■ Material to process

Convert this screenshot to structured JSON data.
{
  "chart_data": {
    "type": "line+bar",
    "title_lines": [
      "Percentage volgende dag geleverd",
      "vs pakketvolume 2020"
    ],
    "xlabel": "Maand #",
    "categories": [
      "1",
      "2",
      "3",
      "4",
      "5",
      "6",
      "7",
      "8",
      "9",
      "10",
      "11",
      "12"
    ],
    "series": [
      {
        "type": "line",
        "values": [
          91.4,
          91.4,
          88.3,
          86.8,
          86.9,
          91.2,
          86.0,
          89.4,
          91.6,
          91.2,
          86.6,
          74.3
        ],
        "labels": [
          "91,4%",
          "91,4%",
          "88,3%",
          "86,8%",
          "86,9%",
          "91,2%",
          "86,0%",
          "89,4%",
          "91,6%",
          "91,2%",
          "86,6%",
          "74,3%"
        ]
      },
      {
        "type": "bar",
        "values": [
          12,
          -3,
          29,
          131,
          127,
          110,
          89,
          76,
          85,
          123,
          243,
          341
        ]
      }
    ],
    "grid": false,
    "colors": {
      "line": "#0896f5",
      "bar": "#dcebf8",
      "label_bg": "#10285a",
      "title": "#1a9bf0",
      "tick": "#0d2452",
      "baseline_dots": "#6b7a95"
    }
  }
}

■ Stated task
Extract the entries above verbatim.

■ Task result
Convert this screenshot to structured JSON data.
{
  "chart_data": {
    "type": "line+bar",
    "title_lines": [
      "Percentage volgende dag geleverd",
      "vs pakketvolume 2020"
    ],
    "xlabel": "Maand #",
    "categories": [
      "1",
      "2",
      "3",
      "4",
      "5",
      "6",
      "7",
      "8",
      "9",
      "10",
      "11",
      "12"
    ],
    "series": [
      {
        "type": "line",
        "values": [
          91.4,
          91.4,
          88.3,
          86.8,
          86.9,
          91.2,
          86.0,
          89.4,
          91.6,
          91.2,
          86.6,
          74.3
        ],
        "labels": [
          "91,4%",
          "91,4%",
          "88,3%",
          "86,8%",
          "86,9%",
          "91,2%",
          "86,0%",
          "89,4%",
          "91,6%",
          "91,2%",
          "86,6%",
          "74,3%"
        ]
      },
      {
        "type": "bar",
        "values": [
          12,
          -3,
          29,
          131,
          127,
          110,
          89,
          76,
          85,
          123,
          243,
          341
        ]
      }
    ],
    "grid": false,
    "colors": {
      "line": "#0896f5",
      "bar": "#dcebf8",
      "label_bg": "#10285a",
      "title": "#1a9bf0",
      "tick": "#0d2452",
      "baseline_dots": "#6b7a95"
    }
  }
}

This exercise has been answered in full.